*Given task*.
Can you print every record below exactly as written?

--- start of Stored records ---

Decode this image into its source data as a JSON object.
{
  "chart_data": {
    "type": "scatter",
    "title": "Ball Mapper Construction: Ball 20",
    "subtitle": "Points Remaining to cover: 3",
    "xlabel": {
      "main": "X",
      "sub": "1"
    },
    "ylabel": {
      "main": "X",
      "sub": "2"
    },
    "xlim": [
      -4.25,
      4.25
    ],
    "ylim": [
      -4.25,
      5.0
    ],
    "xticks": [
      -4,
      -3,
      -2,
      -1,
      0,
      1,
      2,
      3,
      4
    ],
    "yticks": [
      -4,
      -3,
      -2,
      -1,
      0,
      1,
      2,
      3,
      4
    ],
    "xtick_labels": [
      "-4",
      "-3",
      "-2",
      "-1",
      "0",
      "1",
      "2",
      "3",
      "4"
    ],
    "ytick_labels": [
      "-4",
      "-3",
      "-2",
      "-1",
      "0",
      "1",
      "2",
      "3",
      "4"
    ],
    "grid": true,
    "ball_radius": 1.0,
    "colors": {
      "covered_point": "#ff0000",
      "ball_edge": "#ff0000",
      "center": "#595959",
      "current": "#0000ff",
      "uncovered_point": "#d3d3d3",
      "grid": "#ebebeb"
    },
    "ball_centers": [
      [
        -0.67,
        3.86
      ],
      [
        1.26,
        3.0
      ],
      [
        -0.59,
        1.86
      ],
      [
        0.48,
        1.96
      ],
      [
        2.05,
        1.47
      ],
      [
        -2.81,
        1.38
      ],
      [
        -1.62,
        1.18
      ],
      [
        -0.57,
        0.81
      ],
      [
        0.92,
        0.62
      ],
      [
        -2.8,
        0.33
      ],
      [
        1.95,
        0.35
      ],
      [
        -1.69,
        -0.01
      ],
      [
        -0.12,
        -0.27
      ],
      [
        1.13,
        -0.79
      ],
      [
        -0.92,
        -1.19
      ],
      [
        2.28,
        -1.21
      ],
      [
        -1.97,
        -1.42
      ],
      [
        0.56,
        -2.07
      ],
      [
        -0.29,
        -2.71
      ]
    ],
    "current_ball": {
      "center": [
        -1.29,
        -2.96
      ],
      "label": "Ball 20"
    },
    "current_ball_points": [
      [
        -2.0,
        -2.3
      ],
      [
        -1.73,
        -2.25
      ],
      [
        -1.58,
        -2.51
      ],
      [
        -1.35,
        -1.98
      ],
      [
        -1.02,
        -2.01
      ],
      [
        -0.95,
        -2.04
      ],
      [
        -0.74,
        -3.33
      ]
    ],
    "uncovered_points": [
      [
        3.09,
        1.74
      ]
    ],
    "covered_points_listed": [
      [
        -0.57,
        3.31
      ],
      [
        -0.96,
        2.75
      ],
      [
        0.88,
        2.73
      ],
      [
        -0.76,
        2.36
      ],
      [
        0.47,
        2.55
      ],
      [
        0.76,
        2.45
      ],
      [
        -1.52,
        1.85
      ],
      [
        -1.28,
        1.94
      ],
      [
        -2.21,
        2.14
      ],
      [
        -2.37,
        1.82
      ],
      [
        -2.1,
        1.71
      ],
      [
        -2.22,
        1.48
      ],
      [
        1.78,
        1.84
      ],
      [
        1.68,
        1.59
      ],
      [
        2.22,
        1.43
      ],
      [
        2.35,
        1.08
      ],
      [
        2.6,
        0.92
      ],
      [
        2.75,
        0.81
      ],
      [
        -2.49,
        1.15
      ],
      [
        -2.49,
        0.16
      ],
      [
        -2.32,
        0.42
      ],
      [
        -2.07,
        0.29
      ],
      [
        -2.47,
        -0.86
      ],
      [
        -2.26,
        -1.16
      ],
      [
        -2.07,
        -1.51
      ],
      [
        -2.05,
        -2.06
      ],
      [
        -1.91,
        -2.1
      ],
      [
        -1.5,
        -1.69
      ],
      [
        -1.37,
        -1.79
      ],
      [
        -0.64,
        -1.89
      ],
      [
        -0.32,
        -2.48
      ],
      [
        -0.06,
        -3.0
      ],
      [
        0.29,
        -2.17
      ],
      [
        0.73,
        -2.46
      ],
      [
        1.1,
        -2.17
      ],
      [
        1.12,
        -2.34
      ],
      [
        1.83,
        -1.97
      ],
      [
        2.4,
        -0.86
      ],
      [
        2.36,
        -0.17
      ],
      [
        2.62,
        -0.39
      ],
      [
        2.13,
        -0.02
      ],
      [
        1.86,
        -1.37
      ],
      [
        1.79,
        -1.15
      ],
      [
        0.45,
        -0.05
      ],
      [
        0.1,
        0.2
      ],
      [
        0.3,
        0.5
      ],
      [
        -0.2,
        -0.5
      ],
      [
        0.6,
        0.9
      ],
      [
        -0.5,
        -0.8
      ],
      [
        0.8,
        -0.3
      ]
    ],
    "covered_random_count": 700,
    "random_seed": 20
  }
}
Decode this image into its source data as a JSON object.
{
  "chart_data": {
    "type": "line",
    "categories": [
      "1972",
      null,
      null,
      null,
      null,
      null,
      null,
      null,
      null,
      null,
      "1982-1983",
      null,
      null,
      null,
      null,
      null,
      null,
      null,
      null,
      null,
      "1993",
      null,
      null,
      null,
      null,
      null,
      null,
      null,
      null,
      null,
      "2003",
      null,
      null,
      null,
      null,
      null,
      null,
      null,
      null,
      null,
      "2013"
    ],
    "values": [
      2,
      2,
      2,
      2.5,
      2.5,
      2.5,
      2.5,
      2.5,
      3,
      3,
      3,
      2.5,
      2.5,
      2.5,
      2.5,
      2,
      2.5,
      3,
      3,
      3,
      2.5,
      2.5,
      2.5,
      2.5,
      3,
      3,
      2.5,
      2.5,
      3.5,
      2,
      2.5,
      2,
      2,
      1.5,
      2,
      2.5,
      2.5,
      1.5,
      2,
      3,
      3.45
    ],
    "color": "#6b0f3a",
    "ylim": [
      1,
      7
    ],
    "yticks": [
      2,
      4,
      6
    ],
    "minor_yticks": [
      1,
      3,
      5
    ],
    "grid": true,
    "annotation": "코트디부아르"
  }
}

--- end of Stored records ---

*Expected answer*.
Decode this image into its source data as a JSON object.
{
  "chart_data": {
    "type": "scatter",
    "title": "Ball Mapper Construction: Ball 20",
    "subtitle": "Points Remaining to cover: 3",
    "xlabel": {
      "main": "X",
      "sub": "1"
    },
    "ylabel": {
      "main": "X",
      "sub": "2"
    },
    "xlim": [
      -4.25,
      4.25
    ],
    "ylim": [
      -4.25,
      5.0
    ],
    "xticks": [
      -4,
      -3,
      -2,
      -1,
      0,
      1,
      2,
      3,
      4
    ],
    "yticks": [
      -4,
      -3,
      -2,
      -1,
      0,
      1,
      2,
      3,
      4
    ],
    "xtick_labels": [
      "-4",
      "-3",
      "-2",
      "-1",
      "0",
      "1",
      "2",
      "3",
      "4"
    ],
    "ytick_labels": [
      "-4",
      "-3",
      "-2",
      "-1",
      "0",
      "1",
      "2",
      "3",
      "4"
    ],
    "grid": true,
    "ball_radius": 1.0,
    "colors": {
      "covered_point": "#ff0000",
      "ball_edge": "#ff0000",
      "center": "#595959",
      "current": "#0000ff",
      "uncovered_point": "#d3d3d3",
      "grid": "#ebebeb"
    },
    "ball_centers": [
      [
        -0.67,
        3.86
      ],
      [
        1.26,
        3.0
      ],
      [
        -0.59,
        1.86
      ],
      [
        0.48,
        1.96
      ],
      [
        2.05,
        1.47
      ],
      [
        -2.81,
        1.38
      ],
      [
        -1.62,
        1.18
      ],
      [
        -0.57,
        0.81
      ],
      [
        0.92,
        0.62
      ],
      [
        -2.8,
        0.33
      ],
      [
        1.95,
        0.35
      ],
      [
        -1.69,
        -0.01
      ],
      [
        -0.12,
        -0.27
      ],
      [
        1.13,
        -0.79
      ],
      [
        -0.92,
        -1.19
      ],
      [
        2.28,
        -1.21
      ],
      [
        -1.97,
        -1.42
      ],
      [
        0.56,
        -2.07
      ],
      [
        -0.29,
        -2.71
      ]
    ],
    "current_ball": {
      "center": [
        -1.29,
        -2.96
      ],
      "label": "Ball 20"
    },
    "current_ball_points": [
      [
        -2.0,
        -2.3
      ],
      [
        -1.73,
        -2.25
      ],
      [
        -1.58,
        -2.51
      ],
      [
        -1.35,
        -1.98
      ],
      [
        -1.02,
        -2.01
      ],
      [
        -0.95,
        -2.04
      ],
      [
        -0.74,
        -3.33
      ]
    ],
    "uncovered_points": [
      [
        3.09,
        1.74
      ]
    ],
    "covered_points_listed": [
      [
        -0.57,
        3.31
      ],
      [
        -0.96,
        2.75
      ],
      [
        0.88,
        2.73
      ],
      [
        -0.76,
        2.36
      ],
      [
        0.47,
        2.55
      ],
      [
        0.76,
        2.45
      ],
      [
        -1.52,
        1.85
      ],
      [
        -1.28,
        1.94
      ],
      [
        -2.21,
        2.14
      ],
      [
        -2.37,
        1.82
      ],
      [
        -2.1,
        1.71
      ],
      [
        -2.22,
        1.48
      ],
      [
        1.78,
        1.84
      ],
      [
        1.68,
        1.59
      ],
      [
        2.22,
        1.43
      ],
      [
        2.35,
        1.08
      ],
      [
        2.6,
        0.92
      ],
      [
        2.75,
        0.81
      ],
      [
        -2.49,
        1.15
      ],
      [
        -2.49,
        0.16
      ],
      [
        -2.32,
        0.42
      ],
      [
        -2.07,
        0.29
      ],
      [
        -2.47,
        -0.86
      ],
      [
        -2.26,
        -1.16
      ],
      [
        -2.07,
        -1.51
      ],
      [
        -2.05,
        -2.06
      ],
      [
        -1.91,
        -2.1
      ],
      [
        -1.5,
        -1.69
      ],
      [
        -1.37,
        -1.79
      ],
      [
        -0.64,
        -1.89
      ],
      [
        -0.32,
        -2.48
      ],
      [
        -0.06,
        -3.0
      ],
      [
        0.29,
        -2.17
      ],
      [
        0.73,
        -2.46
      ],
      [
        1.1,
        -2.17
      ],
      [
        1.12,
        -2.34
      ],
      [
        1.83,
        -1.97
      ],
      [
        2.4,
        -0.86
      ],
      [
        2.36,
        -0.17
      ],
      [
        2.62,
        -0.39
      ],
      [
        2.13,
        -0.02
      ],
      [
        1.86,
        -1.37
      ],
      [
        1.79,
        -1.15
      ],
      [
        0.45,
        -0.05
      ],
      [
        0.1,
        0.2
      ],
      [
        0.3,
        0.5
      ],
      [
        -0.2,
        -0.5
      ],
      [
        0.6,
        0.9
      ],
      [
        -0.5,
        -0.8
      ],
      [
        0.8,
        -0.3
      ]
    ],
    "covered_random_count": 700,
    "random_seed": 20
  }
}
Decode this image into its source data as a JSON object.
{
  "chart_data": {
    "type": "line",
    "categories": [
      "1972",
      null,
      null,
      null,
      null,
      null,
      null,
      null,
      null,
      null,
      "1982-1983",
      null,
      null,
      null,
      null,
      null,
      null,
      null,
      null,
      null,
      "1993",
      null,
      null,
      null,
      null,
      null,
      null,
      null,
      null,
      null,
      "2003",
      null,
      null,
      null,
      null,
      null,
      null,
      null,
      null,
      null,
      "2013"
    ],
    "values": [
      2,
      2,
      2,
      2.5,
      2.5,
      2.5,
      2.5,
      2.5,
      3,
      3,
      3,
      2.5,
      2.5,
      2.5,
      2.5,
      2,
      2.5,
      3,
      3,
      3,
      2.5,
      2.5,
      2.5,
      2.5,
      3,
      3,
      2.5,
      2.5,
      3.5,
      2,
      2.5,
      2,
      2,
      1.5,
      2,
      2.5,
      2.5,
      1.5,
      2,
      3,
      3.45
    ],
    "color": "#6b0f3a",
    "ylim": [
      1,
      7
    ],
    "yticks": [
      2,
      4,
      6
    ],
    "minor_yticks": [
      1,
      3,
      5
    ],
    "grid": true,
    "annotation": "코트디부아르"
  }
}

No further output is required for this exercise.